::: EXERCISE DATA

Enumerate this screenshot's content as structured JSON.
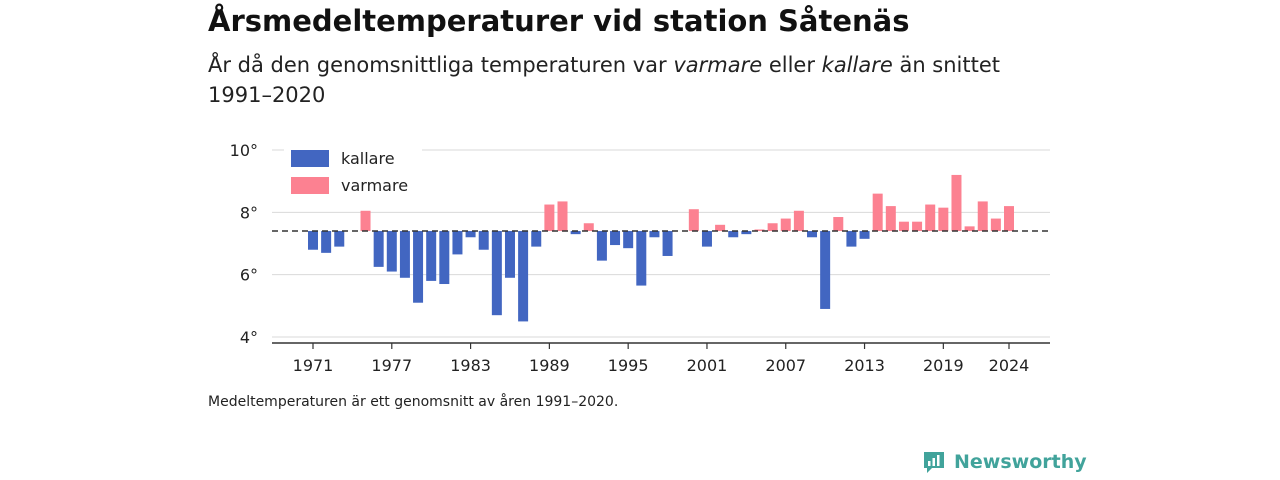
{
  "header": {
    "title": "Årsmedeltemperaturer vid station Såtenäs",
    "subtitle_parts": [
      "År då den genomsnittliga temperaturen var ",
      "varmare",
      " eller ",
      "kallare",
      " än snittet 1991–2020"
    ]
  },
  "footnote": "Medeltemperaturen är ett genomsnitt av åren 1991–2020.",
  "brand": {
    "name": "Newsworthy",
    "color": "#41a39b"
  },
  "chart_data": {
    "type": "bar",
    "title": "Årsmedeltemperaturer vid station Såtenäs",
    "baseline": 7.4,
    "ylim": [
      3.8,
      10
    ],
    "yticks": [
      4,
      6,
      8,
      10
    ],
    "ytick_labels": [
      "4°",
      "6°",
      "8°",
      "10°"
    ],
    "xticks": [
      1971,
      1977,
      1983,
      1989,
      1995,
      2001,
      2007,
      2013,
      2019,
      2024
    ],
    "grid": true,
    "legend_position": "top-left",
    "legend": [
      {
        "name": "kallare",
        "color": "#4266c1"
      },
      {
        "name": "varmare",
        "color": "#fc8191"
      }
    ],
    "colors": {
      "colder": "#4266c1",
      "warmer": "#fc8191"
    },
    "x": [
      1971,
      1972,
      1973,
      1974,
      1975,
      1976,
      1977,
      1978,
      1979,
      1980,
      1981,
      1982,
      1983,
      1984,
      1985,
      1986,
      1987,
      1988,
      1989,
      1990,
      1991,
      1992,
      1993,
      1994,
      1995,
      1996,
      1997,
      1998,
      1999,
      2000,
      2001,
      2002,
      2003,
      2004,
      2005,
      2006,
      2007,
      2008,
      2009,
      2010,
      2011,
      2012,
      2013,
      2014,
      2015,
      2016,
      2017,
      2018,
      2019,
      2020,
      2021,
      2022,
      2023,
      2024
    ],
    "values": [
      6.8,
      6.7,
      6.9,
      7.4,
      8.05,
      6.25,
      6.1,
      5.9,
      5.1,
      5.8,
      5.7,
      6.65,
      7.2,
      6.8,
      4.7,
      5.9,
      4.5,
      6.9,
      8.25,
      8.35,
      7.3,
      7.65,
      6.45,
      6.95,
      6.85,
      5.65,
      7.2,
      6.6,
      7.4,
      8.1,
      6.9,
      7.6,
      7.2,
      7.3,
      7.45,
      7.65,
      7.8,
      8.05,
      7.2,
      4.9,
      7.85,
      6.9,
      7.15,
      8.6,
      8.2,
      7.7,
      7.7,
      8.25,
      8.15,
      9.2,
      7.55,
      8.35,
      7.8,
      8.2
    ]
  }
}
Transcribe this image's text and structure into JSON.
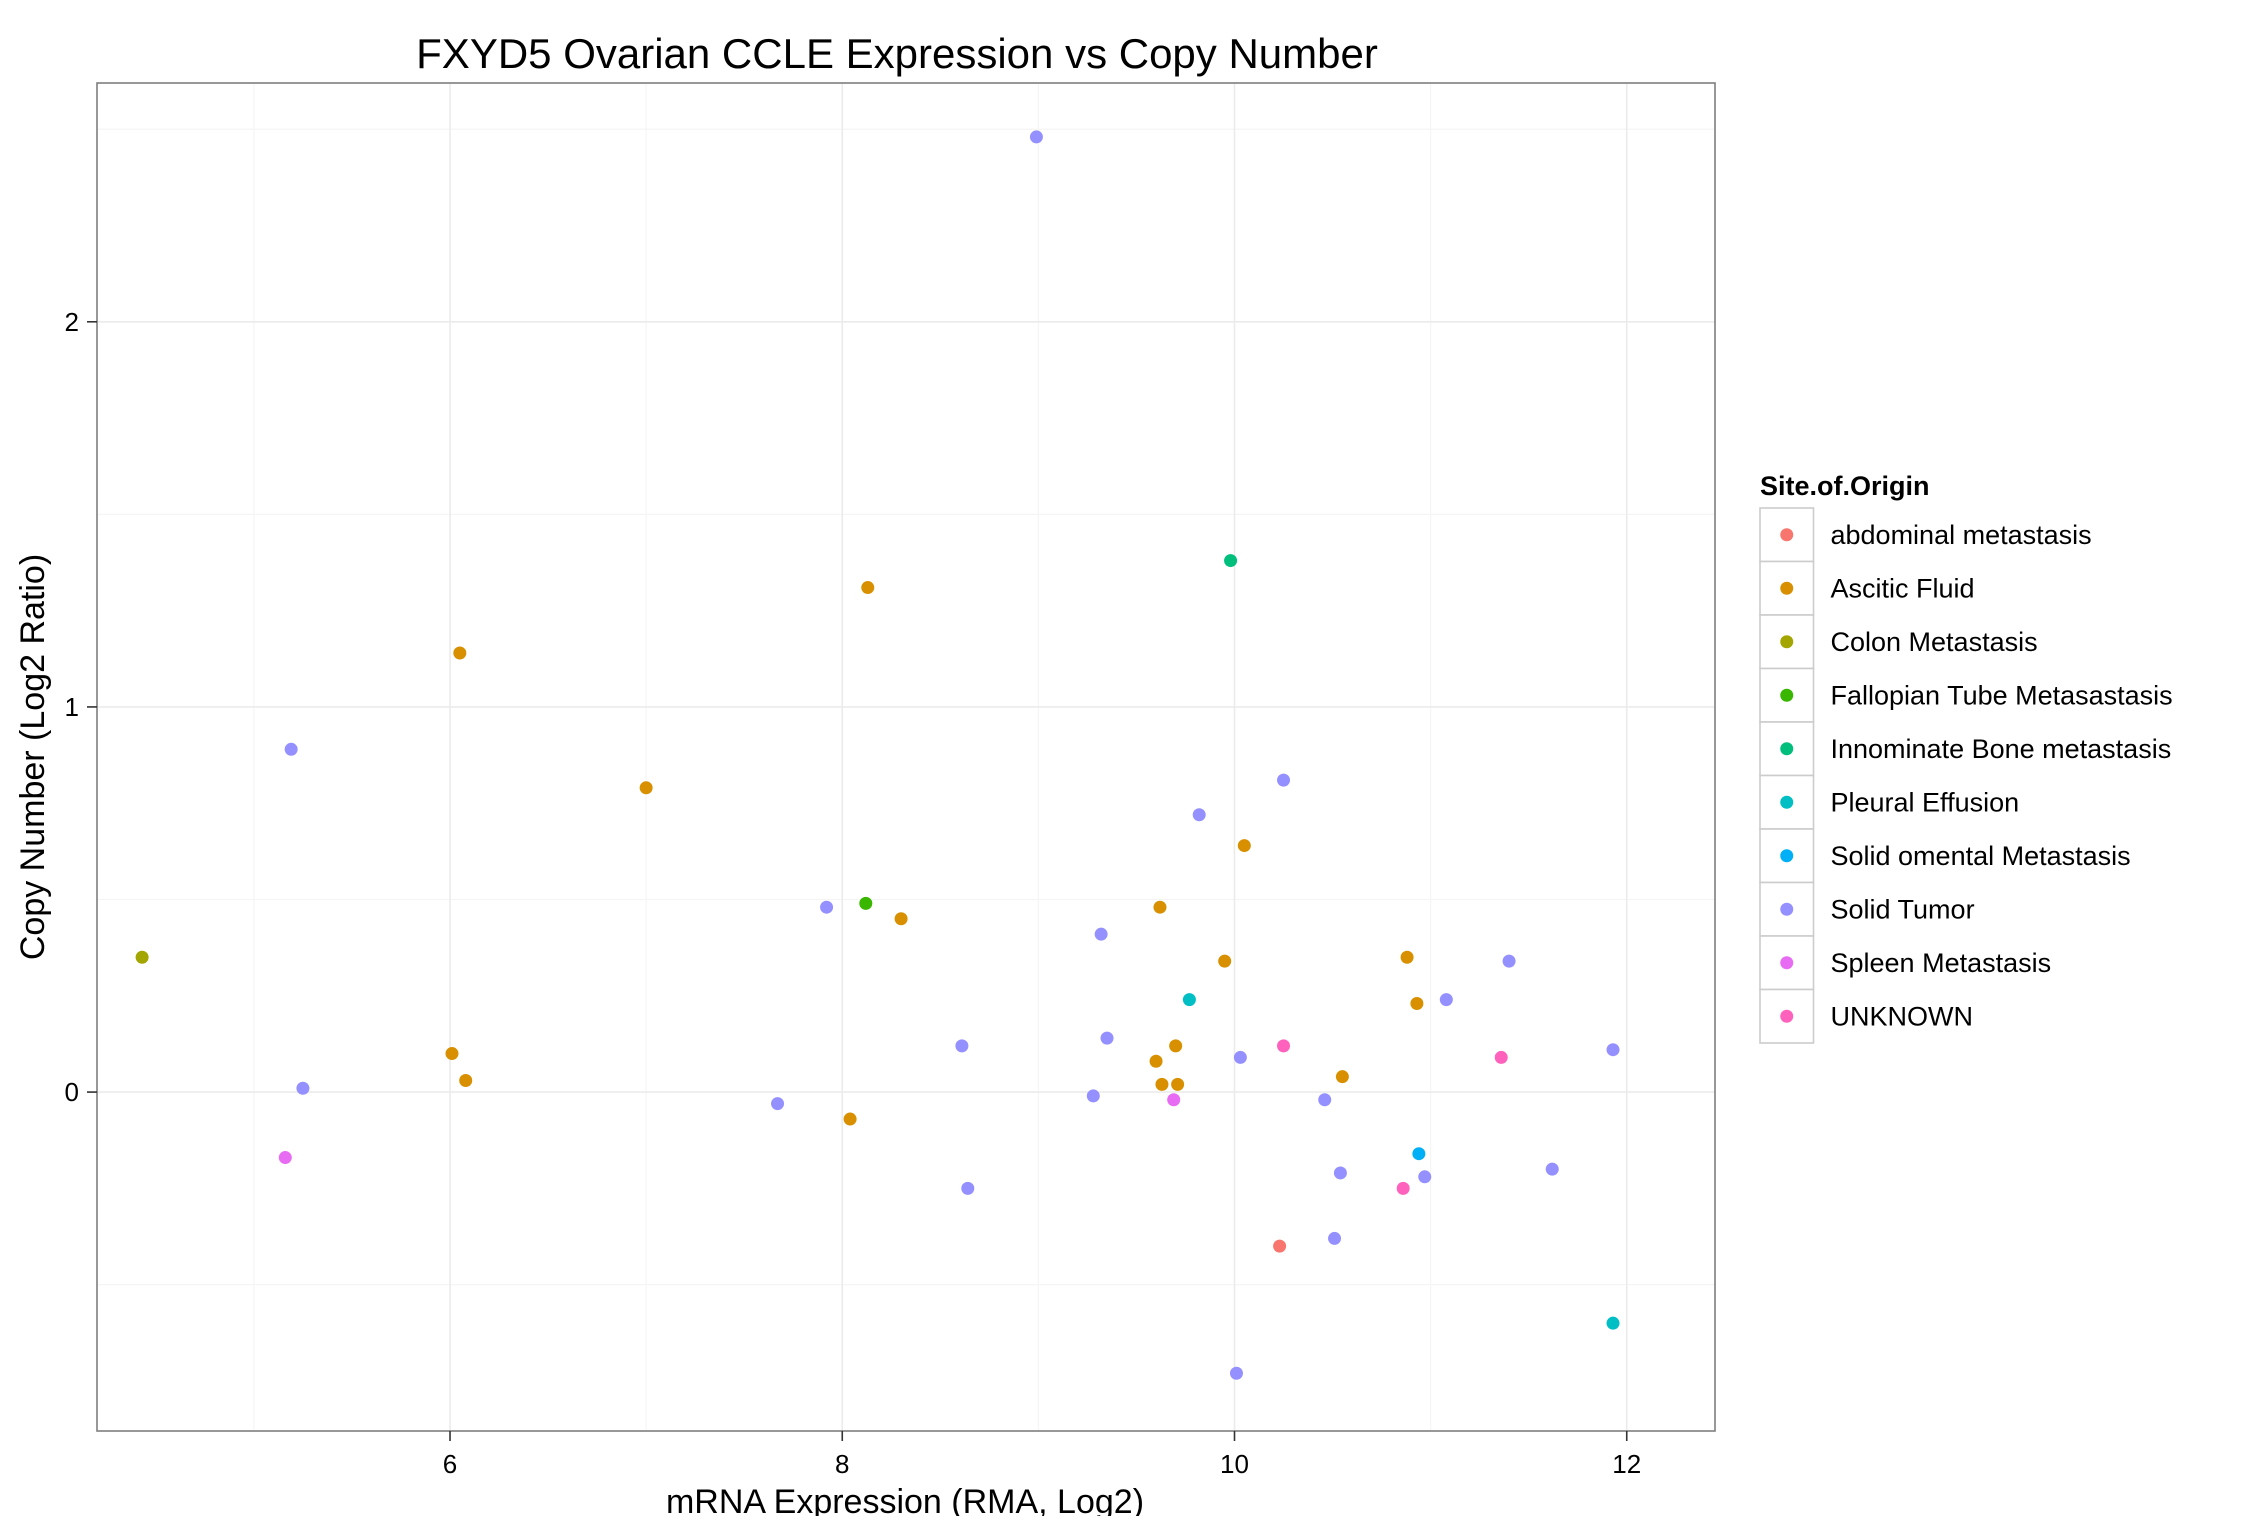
{
  "chart_data": {
    "type": "scatter",
    "title": "FXYD5 Ovarian CCLE Expression vs Copy Number",
    "xlabel": "mRNA Expression (RMA, Log2)",
    "ylabel": "Copy Number (Log2 Ratio)",
    "xlim": [
      4.2,
      12.45
    ],
    "ylim": [
      -0.88,
      2.62
    ],
    "x_ticks": [
      6,
      8,
      10,
      12
    ],
    "y_ticks": [
      0,
      1,
      2
    ],
    "grid": true,
    "legend": {
      "title": "Site.of.Origin",
      "placement": "right"
    },
    "series": [
      {
        "name": "abdominal metastasis",
        "color": "#F8766D",
        "points": [
          [
            10.23,
            -0.4
          ]
        ]
      },
      {
        "name": "Ascitic Fluid",
        "color": "#D89000",
        "points": [
          [
            8.13,
            1.31
          ],
          [
            6.05,
            1.14
          ],
          [
            7.0,
            0.79
          ],
          [
            10.05,
            0.64
          ],
          [
            9.62,
            0.48
          ],
          [
            8.3,
            0.45
          ],
          [
            9.95,
            0.34
          ],
          [
            10.88,
            0.35
          ],
          [
            10.93,
            0.23
          ],
          [
            6.01,
            0.1
          ],
          [
            9.7,
            0.12
          ],
          [
            9.6,
            0.08
          ],
          [
            6.08,
            0.03
          ],
          [
            9.63,
            0.02
          ],
          [
            9.71,
            0.02
          ],
          [
            10.55,
            0.04
          ],
          [
            8.04,
            -0.07
          ]
        ]
      },
      {
        "name": "Colon Metastasis",
        "color": "#A3A500",
        "points": [
          [
            4.43,
            0.35
          ]
        ]
      },
      {
        "name": "Fallopian Tube Metasastasis",
        "color": "#39B600",
        "points": [
          [
            8.12,
            0.49
          ]
        ]
      },
      {
        "name": "Innominate Bone metastasis",
        "color": "#00BF7D",
        "points": [
          [
            9.98,
            1.38
          ]
        ]
      },
      {
        "name": "Pleural Effusion",
        "color": "#00BFC4",
        "points": [
          [
            9.77,
            0.24
          ],
          [
            11.93,
            -0.6
          ]
        ]
      },
      {
        "name": "Solid omental Metastasis",
        "color": "#00B0F6",
        "points": [
          [
            10.94,
            -0.16
          ]
        ]
      },
      {
        "name": "Solid Tumor",
        "color": "#9590FF",
        "points": [
          [
            8.99,
            2.48
          ],
          [
            5.19,
            0.89
          ],
          [
            10.25,
            0.81
          ],
          [
            9.82,
            0.72
          ],
          [
            7.92,
            0.48
          ],
          [
            9.32,
            0.41
          ],
          [
            11.4,
            0.34
          ],
          [
            11.08,
            0.24
          ],
          [
            8.61,
            0.12
          ],
          [
            9.35,
            0.14
          ],
          [
            11.93,
            0.11
          ],
          [
            10.03,
            0.09
          ],
          [
            5.25,
            0.01
          ],
          [
            7.67,
            -0.03
          ],
          [
            9.28,
            -0.01
          ],
          [
            10.46,
            -0.02
          ],
          [
            10.54,
            -0.21
          ],
          [
            10.97,
            -0.22
          ],
          [
            11.62,
            -0.2
          ],
          [
            8.64,
            -0.25
          ],
          [
            10.51,
            -0.38
          ],
          [
            10.01,
            -0.73
          ]
        ]
      },
      {
        "name": "Spleen Metastasis",
        "color": "#E76BF3",
        "points": [
          [
            5.16,
            -0.17
          ],
          [
            9.69,
            -0.02
          ]
        ]
      },
      {
        "name": "UNKNOWN",
        "color": "#FF62BC",
        "points": [
          [
            10.25,
            0.12
          ],
          [
            11.36,
            0.09
          ],
          [
            10.86,
            -0.25
          ]
        ]
      }
    ]
  }
}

::::::

Please print the data above once more, exactly and without images.

RESULT:
Enumerate this screenshot's content as structured JSON.
{
  "header": {
    "title": "Årsmedeltemperaturer vid station Såtenäs",
    "subtitle_parts": [
      "År då den genomsnittliga temperaturen var ",
      "varmare",
      " eller ",
      "kallare",
      " än snittet 1991–2020"
    ]
  },
  "footnote": "Medeltemperaturen är ett genomsnitt av åren 1991–2020.",
  "brand": {
    "name": "Newsworthy",
    "color": "#41a39b"
  },
  "chart_data": {
    "type": "bar",
    "title": "Årsmedeltemperaturer vid station Såtenäs",
    "baseline": 7.4,
    "ylim": [
      3.8,
      10
    ],
    "yticks": [
      4,
      6,
      8,
      10
    ],
    "ytick_labels": [
      "4°",
      "6°",
      "8°",
      "10°"
    ],
    "xticks": [
      1971,
      1977,
      1983,
      1989,
      1995,
      2001,
      2007,
      2013,
      2019,
      2024
    ],
    "grid": true,
    "legend_position": "top-left",
    "legend": [
      {
        "name": "kallare",
        "color": "#4266c1"
      },
      {
        "name": "varmare",
        "color": "#fc8191"
      }
    ],
    "colors": {
      "colder": "#4266c1",
      "warmer": "#fc8191"
    },
    "x": [
      1971,
      1972,
      1973,
      1974,
      1975,
      1976,
      1977,
      1978,
      1979,
      1980,
      1981,
      1982,
      1983,
      1984,
      1985,
      1986,
      1987,
      1988,
      1989,
      1990,
      1991,
      1992,
      1993,
      1994,
      1995,
      1996,
      1997,
      1998,
      1999,
      2000,
      2001,
      2002,
      2003,
      2004,
      2005,
      2006,
      2007,
      2008,
      2009,
      2010,
      2011,
      2012,
      2013,
      2014,
      2015,
      2016,
      2017,
      2018,
      2019,
      2020,
      2021,
      2022,
      2023,
      2024
    ],
    "values": [
      6.8,
      6.7,
      6.9,
      7.4,
      8.05,
      6.25,
      6.1,
      5.9,
      5.1,
      5.8,
      5.7,
      6.65,
      7.2,
      6.8,
      4.7,
      5.9,
      4.5,
      6.9,
      8.25,
      8.35,
      7.3,
      7.65,
      6.45,
      6.95,
      6.85,
      5.65,
      7.2,
      6.6,
      7.4,
      8.1,
      6.9,
      7.6,
      7.2,
      7.3,
      7.45,
      7.65,
      7.8,
      8.05,
      7.2,
      4.9,
      7.85,
      6.9,
      7.15,
      8.6,
      8.2,
      7.7,
      7.7,
      8.25,
      8.15,
      9.2,
      7.55,
      8.35,
      7.8,
      8.2
    ]
  }
}
Transcribe this image's text and structure into JSON.
{
  "chart_data": {
    "type": "scatter",
    "title": "FXYD5 Ovarian CCLE Expression vs Copy Number",
    "xlabel": "mRNA Expression (RMA, Log2)",
    "ylabel": "Copy Number (Log2 Ratio)",
    "xlim": [
      4.2,
      12.45
    ],
    "ylim": [
      -0.88,
      2.62
    ],
    "x_ticks": [
      6,
      8,
      10,
      12
    ],
    "y_ticks": [
      0,
      1,
      2
    ],
    "grid": true,
    "legend": {
      "title": "Site.of.Origin",
      "placement": "right"
    },
    "series": [
      {
        "name": "abdominal metastasis",
        "color": "#F8766D",
        "points": [
          [
            10.23,
            -0.4
          ]
        ]
      },
      {
        "name": "Ascitic Fluid",
        "color": "#D89000",
        "points": [
          [
            8.13,
            1.31
          ],
          [
            6.05,
            1.14
          ],
          [
            7.0,
            0.79
          ],
          [
            10.05,
            0.64
          ],
          [
            9.62,
            0.48
          ],
          [
            8.3,
            0.45
          ],
          [
            9.95,
            0.34
          ],
          [
            10.88,
            0.35
          ],
          [
            10.93,
            0.23
          ],
          [
            6.01,
            0.1
          ],
          [
            9.7,
            0.12
          ],
          [
            9.6,
            0.08
          ],
          [
            6.08,
            0.03
          ],
          [
            9.63,
            0.02
          ],
          [
            9.71,
            0.02
          ],
          [
            10.55,
            0.04
          ],
          [
            8.04,
            -0.07
          ]
        ]
      },
      {
        "name": "Colon Metastasis",
        "color": "#A3A500",
        "points": [
          [
            4.43,
            0.35
          ]
        ]
      },
      {
        "name": "Fallopian Tube Metasastasis",
        "color": "#39B600",
        "points": [
          [
            8.12,
            0.49
          ]
        ]
      },
      {
        "name": "Innominate Bone metastasis",
        "color": "#00BF7D",
        "points": [
          [
            9.98,
            1.38
          ]
        ]
      },
      {
        "name": "Pleural Effusion",
        "color": "#00BFC4",
        "points": [
          [
            9.77,
            0.24
          ],
          [
            11.93,
            -0.6
          ]
        ]
      },
      {
        "name": "Solid omental Metastasis",
        "color": "#00B0F6",
        "points": [
          [
            10.94,
            -0.16
          ]
        ]
      },
      {
        "name": "Solid Tumor",
        "color": "#9590FF",
        "points": [
          [
            8.99,
            2.48
          ],
          [
            5.19,
            0.89
          ],
          [
            10.25,
            0.81
          ],
          [
            9.82,
            0.72
          ],
          [
            7.92,
            0.48
          ],
          [
            9.32,
            0.41
          ],
          [
            11.4,
            0.34
          ],
          [
            11.08,
            0.24
          ],
          [
            8.61,
            0.12
          ],
          [
            9.35,
            0.14
          ],
          [
            11.93,
            0.11
          ],
          [
            10.03,
            0.09
          ],
          [
            5.25,
            0.01
          ],
          [
            7.67,
            -0.03
          ],
          [
            9.28,
            -0.01
          ],
          [
            10.46,
            -0.02
          ],
          [
            10.54,
            -0.21
          ],
          [
            10.97,
            -0.22
          ],
          [
            11.62,
            -0.2
          ],
          [
            8.64,
            -0.25
          ],
          [
            10.51,
            -0.38
          ],
          [
            10.01,
            -0.73
          ]
        ]
      },
      {
        "name": "Spleen Metastasis",
        "color": "#E76BF3",
        "points": [
          [
            5.16,
            -0.17
          ],
          [
            9.69,
            -0.02
          ]
        ]
      },
      {
        "name": "UNKNOWN",
        "color": "#FF62BC",
        "points": [
          [
            10.25,
            0.12
          ],
          [
            11.36,
            0.09
          ],
          [
            10.86,
            -0.25
          ]
        ]
      }
    ]
  }
}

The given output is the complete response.